WRITTEN INSTRUCTION
Return only the number of lines that hold "place".

LISTING
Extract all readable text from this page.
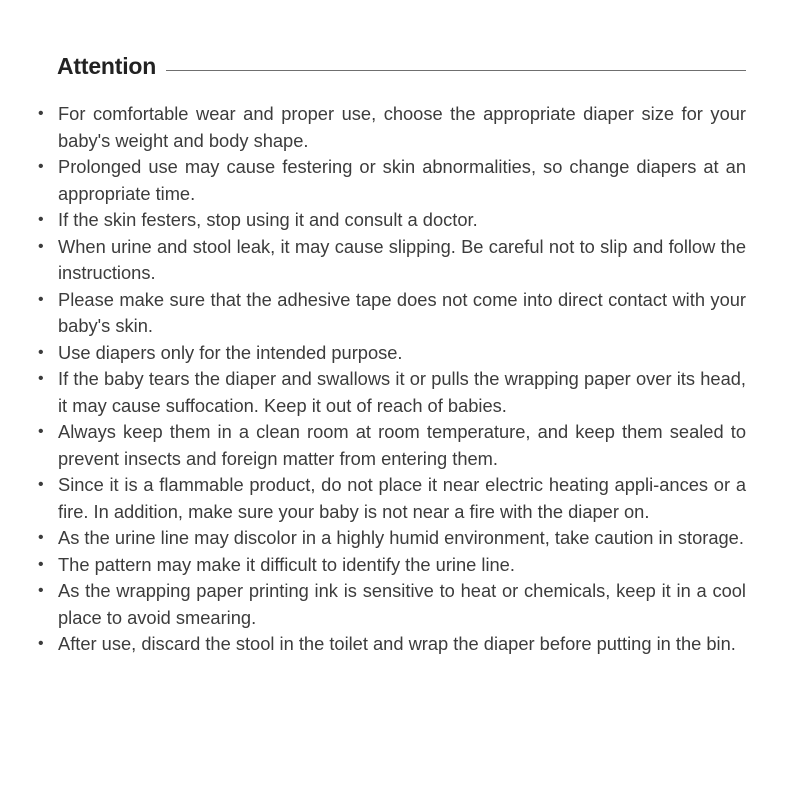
Attention
• For comfortable wear and proper use, choose the appropriate diaper size for your baby's weight and body shape.
• Prolonged use may cause festering or skin abnormalities, so change diapers at an appropriate time.
• If the skin festers, stop using it and consult a doctor.
• When urine and stool leak, it may cause slipping. Be careful not to slip and follow the instructions.
• Please make sure that the adhesive tape does not come into direct contact with your baby's skin.
• Use diapers only for the intended purpose.
• If the baby tears the diaper and swallows it or pulls the wrapping paper over its head, it may cause suffocation. Keep it out of reach of babies.
• Always keep them in a clean room at room temperature, and keep them sealed to prevent insects and foreign matter from entering them.
• Since it is a flammable product, do not place it near electric heating appli-ances or a fire. In addition, make sure your baby is not near a fire with the diaper on.
• As the urine line may discolor in a highly humid environment, take caution in storage.
• The pattern may make it difficult to identify the urine line.
• As the wrapping paper printing ink is sensitive to heat or chemicals, keep it in a cool place to avoid smearing.
• After use, discard the stool in the toilet and wrap the diaper before putting in the bin.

OUTPUT FOR THIS EXERCISE
2